Listed entries =>
******
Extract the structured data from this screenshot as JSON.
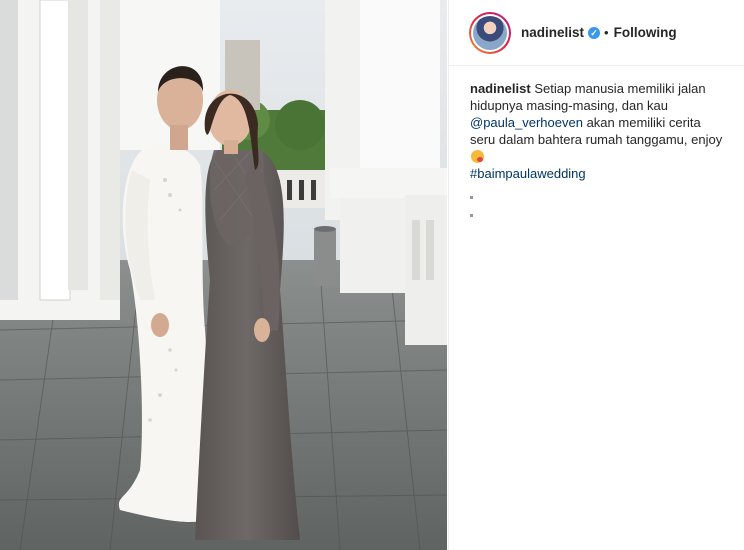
{
  "header": {
    "username": "nadinelist",
    "separator": "•",
    "follow_label": "Following",
    "verified_glyph": "✓"
  },
  "caption": {
    "username": "nadinelist",
    "line1": "Setiap manusia memiliki jalan hidupnya masing-masing, dan kau",
    "mention": "@paula_verhoeven",
    "line2": "akan memiliki cerita seru dalam bahtera rumah tanggamu, enjoy",
    "hashtag": "#baimpaulawedding"
  },
  "icons": {
    "verified": "verified-badge-icon",
    "emoji": "kissing-face-emoji-icon",
    "more": "more-dots-icon"
  },
  "colors": {
    "link": "#003569",
    "text": "#262626",
    "verified": "#3897f0"
  }
}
******
Exercise objective =>
Each entry must be retyped word for word, with every image omitted.

Complete response =>
Extract the structured data from this screenshot as JSON.
{
  "header": {
    "username": "nadinelist",
    "separator": "•",
    "follow_label": "Following",
    "verified_glyph": "✓"
  },
  "caption": {
    "username": "nadinelist",
    "line1": "Setiap manusia memiliki jalan hidupnya masing-masing, dan kau",
    "mention": "@paula_verhoeven",
    "line2": "akan memiliki cerita seru dalam bahtera rumah tanggamu, enjoy",
    "hashtag": "#baimpaulawedding"
  },
  "icons": {
    "verified": "verified-badge-icon",
    "emoji": "kissing-face-emoji-icon",
    "more": "more-dots-icon"
  },
  "colors": {
    "link": "#003569",
    "text": "#262626",
    "verified": "#3897f0"
  }
}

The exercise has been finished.